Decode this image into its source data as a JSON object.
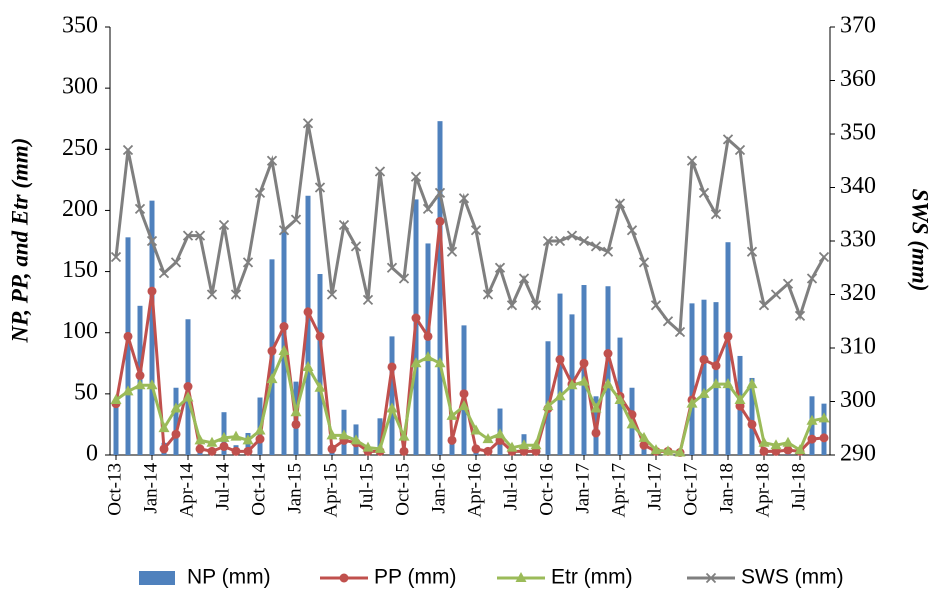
{
  "chart_data": {
    "type": "combo",
    "categories": [
      "Oct-13",
      null,
      null,
      "Jan-14",
      null,
      null,
      "Apr-14",
      null,
      null,
      "Jul-14",
      null,
      null,
      "Oct-14",
      null,
      null,
      "Jan-15",
      null,
      null,
      "Apr-15",
      null,
      null,
      "Jul-15",
      null,
      null,
      "Oct-15",
      null,
      null,
      "Jan-16",
      null,
      null,
      "Apr-16",
      null,
      null,
      "Jul-16",
      null,
      null,
      "Oct-16",
      null,
      null,
      "Jan-17",
      null,
      null,
      "Apr-17",
      null,
      null,
      "Jul-17",
      null,
      null,
      "Oct-17",
      null,
      null,
      "Jan-18",
      null,
      null,
      "Apr-18",
      null,
      null,
      "Jul-18",
      null,
      null
    ],
    "ylabel": "NP, PP, and Etr (mm)",
    "y2label": "SWS (mm)",
    "ylim": [
      0,
      350
    ],
    "yticks": [
      0,
      50,
      100,
      150,
      200,
      250,
      300,
      350
    ],
    "y2lim": [
      290,
      370
    ],
    "y2ticks": [
      290,
      300,
      310,
      320,
      330,
      340,
      350,
      360,
      370
    ],
    "grid": false,
    "legend": "bottom",
    "series": [
      {
        "name": "NP (mm)",
        "type": "bar",
        "color": "#4f81bd",
        "values": [
          45,
          178,
          122,
          208,
          10,
          55,
          111,
          8,
          5,
          35,
          8,
          18,
          47,
          160,
          185,
          60,
          212,
          148,
          8,
          37,
          25,
          5,
          30,
          97,
          5,
          209,
          173,
          273,
          15,
          106,
          8,
          5,
          38,
          5,
          17,
          5,
          93,
          132,
          115,
          139,
          48,
          138,
          96,
          55,
          8,
          5,
          3,
          2,
          124,
          127,
          125,
          174,
          81,
          63,
          5,
          3,
          5,
          3,
          48,
          42
        ]
      },
      {
        "name": "PP (mm)",
        "type": "line",
        "marker": "circle",
        "color": "#c0504d",
        "values": [
          42,
          97,
          65,
          134,
          5,
          17,
          56,
          5,
          3,
          7,
          3,
          3,
          13,
          85,
          105,
          25,
          117,
          97,
          5,
          12,
          10,
          3,
          3,
          72,
          3,
          112,
          97,
          191,
          12,
          50,
          5,
          3,
          12,
          3,
          3,
          3,
          38,
          78,
          58,
          75,
          18,
          83,
          48,
          33,
          8,
          3,
          3,
          2,
          45,
          78,
          73,
          97,
          40,
          25,
          3,
          3,
          4,
          3,
          13,
          14
        ]
      },
      {
        "name": "Etr (mm)",
        "type": "line",
        "marker": "triangle",
        "color": "#9bbb59",
        "values": [
          45,
          52,
          57,
          57,
          22,
          38,
          47,
          12,
          10,
          14,
          15,
          12,
          20,
          62,
          85,
          35,
          72,
          55,
          16,
          16,
          12,
          6,
          5,
          38,
          15,
          75,
          80,
          75,
          32,
          40,
          20,
          13,
          17,
          6,
          8,
          8,
          40,
          48,
          57,
          60,
          38,
          58,
          45,
          25,
          14,
          4,
          3,
          2,
          42,
          50,
          58,
          58,
          45,
          58,
          10,
          8,
          10,
          4,
          28,
          30
        ]
      },
      {
        "name": "SWS (mm)",
        "type": "line",
        "marker": "x",
        "axis": "y2",
        "color": "#7f7f7f",
        "values": [
          327,
          347,
          336,
          330,
          324,
          326,
          331,
          331,
          320,
          333,
          320,
          326,
          339,
          345,
          332,
          334,
          352,
          340,
          320,
          333,
          329,
          319,
          343,
          325,
          323,
          342,
          336,
          339,
          328,
          338,
          332,
          320,
          325,
          318,
          323,
          318,
          330,
          330,
          331,
          330,
          329,
          328,
          337,
          332,
          326,
          318,
          315,
          313,
          345,
          339,
          335,
          349,
          347,
          328,
          318,
          320,
          322,
          316,
          323,
          327
        ]
      }
    ]
  }
}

━━━━━━━━━━━━━━━━━━━━

Challenge: Copy each line of the records containing the string "name".

Solved exercise:
        "name": "NP (mm)",
        "name": "PP (mm)",
        "name": "Etr (mm)",
        "name": "SWS (mm)",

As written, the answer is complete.